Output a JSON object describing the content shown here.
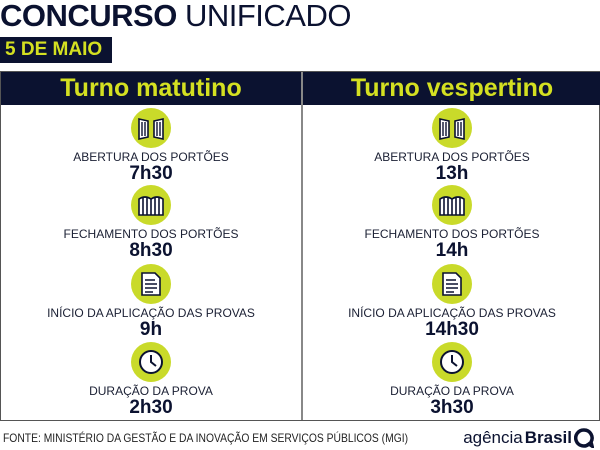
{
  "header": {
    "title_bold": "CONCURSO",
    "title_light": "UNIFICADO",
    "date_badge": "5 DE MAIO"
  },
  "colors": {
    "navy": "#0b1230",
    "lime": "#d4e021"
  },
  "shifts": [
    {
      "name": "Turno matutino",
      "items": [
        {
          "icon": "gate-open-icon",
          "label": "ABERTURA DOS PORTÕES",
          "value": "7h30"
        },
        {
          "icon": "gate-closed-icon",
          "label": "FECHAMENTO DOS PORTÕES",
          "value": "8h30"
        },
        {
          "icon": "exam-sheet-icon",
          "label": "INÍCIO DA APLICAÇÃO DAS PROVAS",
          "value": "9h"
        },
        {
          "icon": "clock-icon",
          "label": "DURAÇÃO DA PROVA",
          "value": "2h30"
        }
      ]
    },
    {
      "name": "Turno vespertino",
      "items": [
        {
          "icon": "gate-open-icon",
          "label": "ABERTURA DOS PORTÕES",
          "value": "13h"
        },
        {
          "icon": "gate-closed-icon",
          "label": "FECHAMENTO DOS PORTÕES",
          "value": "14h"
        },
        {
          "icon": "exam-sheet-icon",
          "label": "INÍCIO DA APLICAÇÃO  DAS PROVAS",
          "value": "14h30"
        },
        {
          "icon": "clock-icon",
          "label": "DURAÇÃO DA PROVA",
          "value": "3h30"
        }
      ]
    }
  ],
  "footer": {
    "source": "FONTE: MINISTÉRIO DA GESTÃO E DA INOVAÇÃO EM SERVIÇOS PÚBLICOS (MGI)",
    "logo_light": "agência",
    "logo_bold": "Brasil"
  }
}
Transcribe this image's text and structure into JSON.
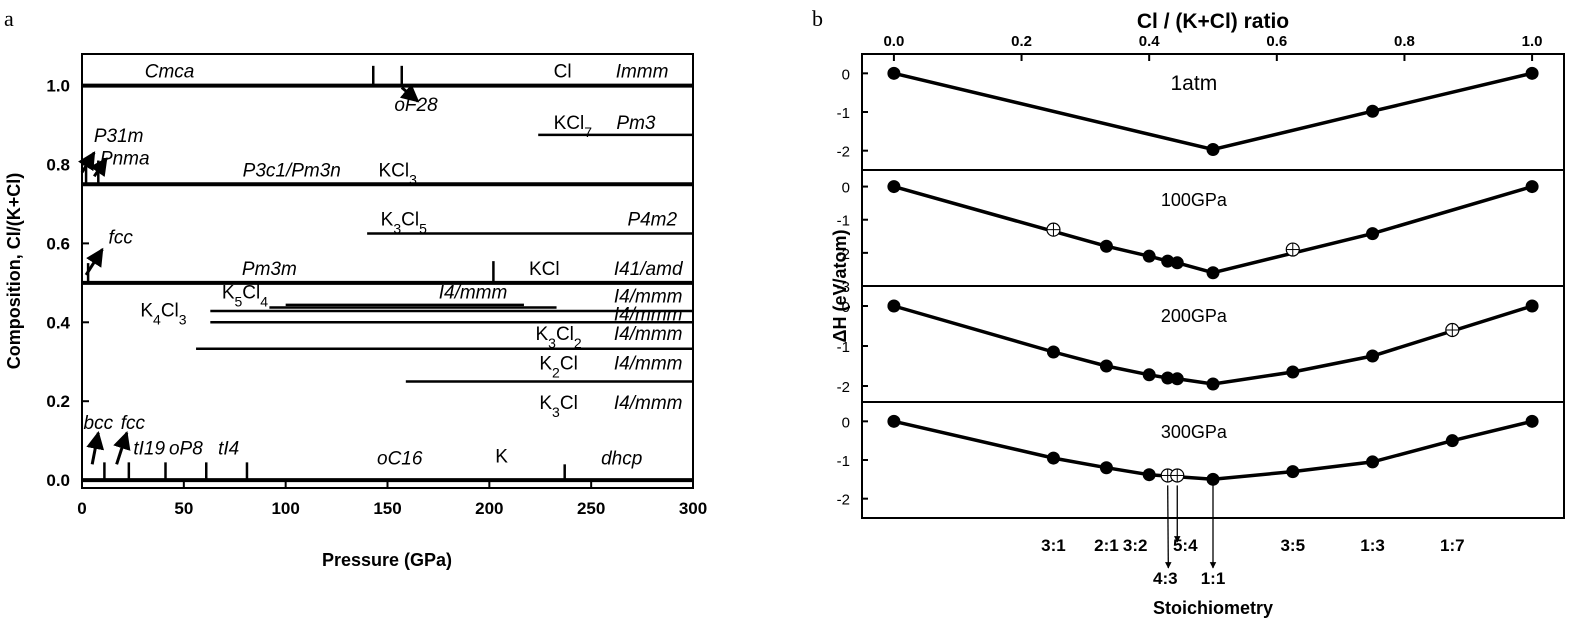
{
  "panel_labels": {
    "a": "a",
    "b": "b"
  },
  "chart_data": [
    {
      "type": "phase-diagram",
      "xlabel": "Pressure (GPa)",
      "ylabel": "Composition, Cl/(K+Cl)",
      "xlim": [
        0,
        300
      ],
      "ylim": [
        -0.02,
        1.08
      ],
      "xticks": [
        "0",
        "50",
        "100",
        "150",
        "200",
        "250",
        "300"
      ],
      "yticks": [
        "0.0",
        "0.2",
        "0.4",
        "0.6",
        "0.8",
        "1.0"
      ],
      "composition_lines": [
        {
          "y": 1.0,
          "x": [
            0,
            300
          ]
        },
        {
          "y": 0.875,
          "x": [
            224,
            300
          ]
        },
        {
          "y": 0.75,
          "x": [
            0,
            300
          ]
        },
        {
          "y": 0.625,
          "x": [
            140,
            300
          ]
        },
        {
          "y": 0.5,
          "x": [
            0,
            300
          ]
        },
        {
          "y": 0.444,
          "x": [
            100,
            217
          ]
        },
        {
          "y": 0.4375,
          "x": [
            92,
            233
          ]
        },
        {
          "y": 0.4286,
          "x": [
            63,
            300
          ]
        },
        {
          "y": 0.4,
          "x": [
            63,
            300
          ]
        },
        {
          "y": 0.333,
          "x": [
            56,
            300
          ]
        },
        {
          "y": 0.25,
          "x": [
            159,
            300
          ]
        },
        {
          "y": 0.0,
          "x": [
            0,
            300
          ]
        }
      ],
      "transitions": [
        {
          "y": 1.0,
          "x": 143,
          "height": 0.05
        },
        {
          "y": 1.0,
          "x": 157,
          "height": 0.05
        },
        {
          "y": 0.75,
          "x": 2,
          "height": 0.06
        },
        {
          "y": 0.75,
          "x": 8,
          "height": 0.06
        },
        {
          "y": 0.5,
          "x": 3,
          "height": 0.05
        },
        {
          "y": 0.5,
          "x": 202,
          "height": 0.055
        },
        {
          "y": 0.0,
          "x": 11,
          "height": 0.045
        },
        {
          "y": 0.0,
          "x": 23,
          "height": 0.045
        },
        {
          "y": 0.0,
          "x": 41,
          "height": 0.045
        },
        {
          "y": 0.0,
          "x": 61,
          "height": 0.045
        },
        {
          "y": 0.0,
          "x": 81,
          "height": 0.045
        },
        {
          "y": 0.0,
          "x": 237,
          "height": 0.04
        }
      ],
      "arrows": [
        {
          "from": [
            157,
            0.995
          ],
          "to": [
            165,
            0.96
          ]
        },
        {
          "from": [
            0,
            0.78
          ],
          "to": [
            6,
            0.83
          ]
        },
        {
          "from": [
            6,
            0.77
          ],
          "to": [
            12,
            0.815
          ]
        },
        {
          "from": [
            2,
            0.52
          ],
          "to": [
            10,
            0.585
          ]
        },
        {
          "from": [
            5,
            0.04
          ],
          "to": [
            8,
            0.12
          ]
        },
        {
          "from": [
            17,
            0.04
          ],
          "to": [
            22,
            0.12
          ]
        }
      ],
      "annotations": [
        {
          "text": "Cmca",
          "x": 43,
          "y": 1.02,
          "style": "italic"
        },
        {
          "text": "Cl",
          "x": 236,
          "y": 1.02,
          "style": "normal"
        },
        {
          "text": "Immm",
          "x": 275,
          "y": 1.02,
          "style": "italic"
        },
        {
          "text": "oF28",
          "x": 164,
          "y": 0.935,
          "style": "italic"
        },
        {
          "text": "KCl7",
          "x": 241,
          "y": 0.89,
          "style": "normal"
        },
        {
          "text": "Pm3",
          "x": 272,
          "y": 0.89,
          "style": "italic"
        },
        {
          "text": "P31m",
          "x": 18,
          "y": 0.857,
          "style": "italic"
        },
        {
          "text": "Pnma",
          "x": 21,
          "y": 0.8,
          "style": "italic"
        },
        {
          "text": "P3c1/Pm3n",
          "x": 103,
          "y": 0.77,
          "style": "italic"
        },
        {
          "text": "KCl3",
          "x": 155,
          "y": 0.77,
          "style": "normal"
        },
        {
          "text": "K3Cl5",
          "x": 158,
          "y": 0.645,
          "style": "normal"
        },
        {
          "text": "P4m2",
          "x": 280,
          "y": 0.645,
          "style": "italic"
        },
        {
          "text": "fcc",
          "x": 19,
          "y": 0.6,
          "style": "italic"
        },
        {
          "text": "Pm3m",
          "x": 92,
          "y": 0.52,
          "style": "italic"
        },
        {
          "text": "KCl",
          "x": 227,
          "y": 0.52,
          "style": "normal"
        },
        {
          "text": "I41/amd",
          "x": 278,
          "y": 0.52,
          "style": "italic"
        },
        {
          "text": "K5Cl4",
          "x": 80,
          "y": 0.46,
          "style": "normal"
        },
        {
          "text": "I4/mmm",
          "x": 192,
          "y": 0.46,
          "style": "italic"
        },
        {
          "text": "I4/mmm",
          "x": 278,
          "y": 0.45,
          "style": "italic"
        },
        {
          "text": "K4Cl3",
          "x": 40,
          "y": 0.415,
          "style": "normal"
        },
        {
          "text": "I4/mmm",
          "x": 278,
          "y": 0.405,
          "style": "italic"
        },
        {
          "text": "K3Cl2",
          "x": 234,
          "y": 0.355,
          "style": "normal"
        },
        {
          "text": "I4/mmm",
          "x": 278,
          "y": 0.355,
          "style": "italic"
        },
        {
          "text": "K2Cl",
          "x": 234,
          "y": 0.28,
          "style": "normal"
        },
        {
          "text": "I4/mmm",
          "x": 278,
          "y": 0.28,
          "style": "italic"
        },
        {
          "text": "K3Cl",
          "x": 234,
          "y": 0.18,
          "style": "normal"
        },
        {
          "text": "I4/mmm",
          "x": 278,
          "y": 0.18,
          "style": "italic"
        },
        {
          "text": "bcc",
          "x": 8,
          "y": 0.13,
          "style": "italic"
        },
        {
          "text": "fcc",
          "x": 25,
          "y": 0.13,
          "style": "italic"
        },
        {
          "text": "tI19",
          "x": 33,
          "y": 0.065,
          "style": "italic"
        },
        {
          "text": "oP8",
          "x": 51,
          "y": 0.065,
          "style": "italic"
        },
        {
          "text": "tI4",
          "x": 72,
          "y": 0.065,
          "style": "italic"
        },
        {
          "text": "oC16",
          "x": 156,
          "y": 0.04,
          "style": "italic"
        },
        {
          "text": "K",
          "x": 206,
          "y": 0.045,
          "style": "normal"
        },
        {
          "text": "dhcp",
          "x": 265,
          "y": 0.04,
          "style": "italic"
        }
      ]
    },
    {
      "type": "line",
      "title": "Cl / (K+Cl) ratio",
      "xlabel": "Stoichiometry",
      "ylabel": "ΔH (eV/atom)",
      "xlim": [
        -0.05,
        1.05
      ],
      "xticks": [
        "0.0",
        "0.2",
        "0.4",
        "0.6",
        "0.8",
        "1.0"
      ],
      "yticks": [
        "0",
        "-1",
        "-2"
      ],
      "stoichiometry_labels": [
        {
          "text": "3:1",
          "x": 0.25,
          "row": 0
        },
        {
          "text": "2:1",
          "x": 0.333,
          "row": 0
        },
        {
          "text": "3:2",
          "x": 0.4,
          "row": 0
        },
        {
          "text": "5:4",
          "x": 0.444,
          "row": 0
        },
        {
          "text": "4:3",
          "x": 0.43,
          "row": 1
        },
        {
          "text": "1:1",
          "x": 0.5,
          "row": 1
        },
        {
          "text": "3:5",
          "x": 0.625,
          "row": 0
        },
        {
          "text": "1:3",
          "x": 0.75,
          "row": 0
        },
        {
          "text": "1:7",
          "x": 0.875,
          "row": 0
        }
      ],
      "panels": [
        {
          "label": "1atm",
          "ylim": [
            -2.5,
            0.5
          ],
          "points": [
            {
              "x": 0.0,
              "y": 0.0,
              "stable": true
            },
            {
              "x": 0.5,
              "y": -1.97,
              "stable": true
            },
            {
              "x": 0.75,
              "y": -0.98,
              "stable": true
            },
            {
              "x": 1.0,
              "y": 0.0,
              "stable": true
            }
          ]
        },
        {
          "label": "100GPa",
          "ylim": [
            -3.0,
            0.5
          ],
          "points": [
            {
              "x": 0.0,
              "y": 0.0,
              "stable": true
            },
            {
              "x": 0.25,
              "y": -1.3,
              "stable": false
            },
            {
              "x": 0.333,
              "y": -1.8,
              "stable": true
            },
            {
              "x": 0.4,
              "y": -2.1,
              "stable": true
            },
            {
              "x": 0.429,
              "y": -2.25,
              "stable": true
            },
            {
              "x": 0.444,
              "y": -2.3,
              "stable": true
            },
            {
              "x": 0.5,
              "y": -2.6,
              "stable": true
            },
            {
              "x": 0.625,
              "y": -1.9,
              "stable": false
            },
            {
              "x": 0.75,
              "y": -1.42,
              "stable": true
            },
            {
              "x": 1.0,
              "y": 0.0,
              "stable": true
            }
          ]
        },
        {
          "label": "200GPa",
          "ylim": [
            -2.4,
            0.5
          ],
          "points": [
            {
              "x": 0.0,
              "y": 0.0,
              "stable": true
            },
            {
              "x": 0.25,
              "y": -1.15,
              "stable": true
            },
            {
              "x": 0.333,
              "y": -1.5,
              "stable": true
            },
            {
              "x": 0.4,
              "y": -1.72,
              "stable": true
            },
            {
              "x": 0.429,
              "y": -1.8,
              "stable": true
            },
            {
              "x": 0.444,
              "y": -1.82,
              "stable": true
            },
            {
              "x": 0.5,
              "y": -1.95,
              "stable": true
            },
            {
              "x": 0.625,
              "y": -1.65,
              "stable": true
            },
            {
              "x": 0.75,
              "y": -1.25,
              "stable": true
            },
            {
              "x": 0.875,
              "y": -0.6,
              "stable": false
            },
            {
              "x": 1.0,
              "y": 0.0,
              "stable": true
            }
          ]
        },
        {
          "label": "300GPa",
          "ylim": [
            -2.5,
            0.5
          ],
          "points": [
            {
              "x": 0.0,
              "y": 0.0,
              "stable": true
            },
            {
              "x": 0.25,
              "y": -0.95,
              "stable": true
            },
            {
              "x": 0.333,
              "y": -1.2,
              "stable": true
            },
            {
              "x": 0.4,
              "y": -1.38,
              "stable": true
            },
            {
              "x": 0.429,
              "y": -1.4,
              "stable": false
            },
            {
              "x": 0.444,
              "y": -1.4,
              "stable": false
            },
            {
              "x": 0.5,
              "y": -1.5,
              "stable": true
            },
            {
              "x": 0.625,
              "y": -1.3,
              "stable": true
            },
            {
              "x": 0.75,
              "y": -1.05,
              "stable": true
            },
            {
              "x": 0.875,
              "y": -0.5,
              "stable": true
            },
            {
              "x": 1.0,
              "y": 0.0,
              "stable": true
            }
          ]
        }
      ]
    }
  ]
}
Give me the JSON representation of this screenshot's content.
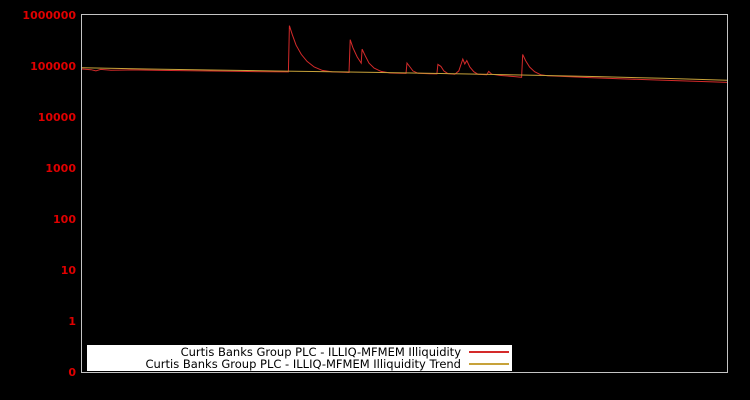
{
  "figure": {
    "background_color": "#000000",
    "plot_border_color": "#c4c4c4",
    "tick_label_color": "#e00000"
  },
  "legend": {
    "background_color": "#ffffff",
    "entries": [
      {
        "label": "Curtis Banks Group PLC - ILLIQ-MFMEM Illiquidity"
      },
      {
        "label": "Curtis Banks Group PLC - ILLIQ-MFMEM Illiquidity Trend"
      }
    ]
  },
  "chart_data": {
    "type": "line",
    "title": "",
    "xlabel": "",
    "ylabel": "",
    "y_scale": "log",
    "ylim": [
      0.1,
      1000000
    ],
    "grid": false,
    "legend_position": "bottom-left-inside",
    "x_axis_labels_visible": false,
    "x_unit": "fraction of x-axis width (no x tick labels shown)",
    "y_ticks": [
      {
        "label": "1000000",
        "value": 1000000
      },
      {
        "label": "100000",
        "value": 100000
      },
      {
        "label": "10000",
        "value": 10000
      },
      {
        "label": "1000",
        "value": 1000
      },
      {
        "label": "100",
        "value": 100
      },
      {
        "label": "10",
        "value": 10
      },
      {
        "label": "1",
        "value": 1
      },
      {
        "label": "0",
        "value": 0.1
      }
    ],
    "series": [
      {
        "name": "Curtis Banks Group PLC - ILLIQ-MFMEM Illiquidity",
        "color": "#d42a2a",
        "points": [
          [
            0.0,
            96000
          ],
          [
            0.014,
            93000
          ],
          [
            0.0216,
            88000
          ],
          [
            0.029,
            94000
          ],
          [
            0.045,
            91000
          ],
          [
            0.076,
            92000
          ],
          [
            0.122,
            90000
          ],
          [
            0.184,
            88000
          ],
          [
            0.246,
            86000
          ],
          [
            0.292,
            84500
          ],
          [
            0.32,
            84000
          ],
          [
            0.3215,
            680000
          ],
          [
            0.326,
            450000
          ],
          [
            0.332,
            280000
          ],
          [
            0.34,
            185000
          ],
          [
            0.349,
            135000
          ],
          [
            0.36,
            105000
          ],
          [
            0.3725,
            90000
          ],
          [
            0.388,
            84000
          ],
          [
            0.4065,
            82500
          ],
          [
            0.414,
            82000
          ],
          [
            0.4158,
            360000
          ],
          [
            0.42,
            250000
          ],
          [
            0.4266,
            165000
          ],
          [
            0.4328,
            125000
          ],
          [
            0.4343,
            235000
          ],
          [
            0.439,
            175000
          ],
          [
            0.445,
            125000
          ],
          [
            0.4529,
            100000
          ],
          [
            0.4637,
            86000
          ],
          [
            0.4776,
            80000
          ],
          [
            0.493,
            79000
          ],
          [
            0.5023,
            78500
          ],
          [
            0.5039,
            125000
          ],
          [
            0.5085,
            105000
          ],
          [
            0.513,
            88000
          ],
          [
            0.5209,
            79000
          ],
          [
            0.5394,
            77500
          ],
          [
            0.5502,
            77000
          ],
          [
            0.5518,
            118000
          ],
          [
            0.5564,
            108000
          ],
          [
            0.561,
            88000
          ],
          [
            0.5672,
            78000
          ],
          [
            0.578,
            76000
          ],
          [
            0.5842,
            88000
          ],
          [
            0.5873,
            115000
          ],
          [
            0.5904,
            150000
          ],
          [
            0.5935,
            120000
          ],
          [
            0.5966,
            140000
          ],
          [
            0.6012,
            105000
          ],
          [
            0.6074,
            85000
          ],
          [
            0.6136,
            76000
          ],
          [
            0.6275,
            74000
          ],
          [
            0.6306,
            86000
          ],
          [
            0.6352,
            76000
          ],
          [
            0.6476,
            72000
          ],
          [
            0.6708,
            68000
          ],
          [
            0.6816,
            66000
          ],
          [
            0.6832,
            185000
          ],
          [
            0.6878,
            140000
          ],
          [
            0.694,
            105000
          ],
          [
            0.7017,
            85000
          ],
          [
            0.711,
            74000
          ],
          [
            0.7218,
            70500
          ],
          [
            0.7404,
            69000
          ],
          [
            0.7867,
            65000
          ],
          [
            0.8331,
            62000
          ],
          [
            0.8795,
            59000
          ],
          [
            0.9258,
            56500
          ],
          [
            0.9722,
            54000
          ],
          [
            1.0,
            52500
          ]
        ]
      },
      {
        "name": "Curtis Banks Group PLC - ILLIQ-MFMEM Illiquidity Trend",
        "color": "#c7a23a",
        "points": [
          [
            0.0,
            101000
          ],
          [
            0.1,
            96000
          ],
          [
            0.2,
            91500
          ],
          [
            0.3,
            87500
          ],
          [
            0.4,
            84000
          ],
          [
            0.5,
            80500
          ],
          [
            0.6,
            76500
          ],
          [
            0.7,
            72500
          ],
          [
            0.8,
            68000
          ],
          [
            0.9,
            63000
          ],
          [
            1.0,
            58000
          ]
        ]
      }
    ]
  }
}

──────

- **Task details**
From the listing above, collect every line that mentions the word "name".

- **Reply to the exercise**
      "name": "Turno matutino",
      "name": "Turno vespertino",
        "name": "Curtis Banks Group PLC - ILLIQ-MFMEM Illiquidity",
        "name": "Curtis Banks Group PLC - ILLIQ-MFMEM Illiquidity Trend",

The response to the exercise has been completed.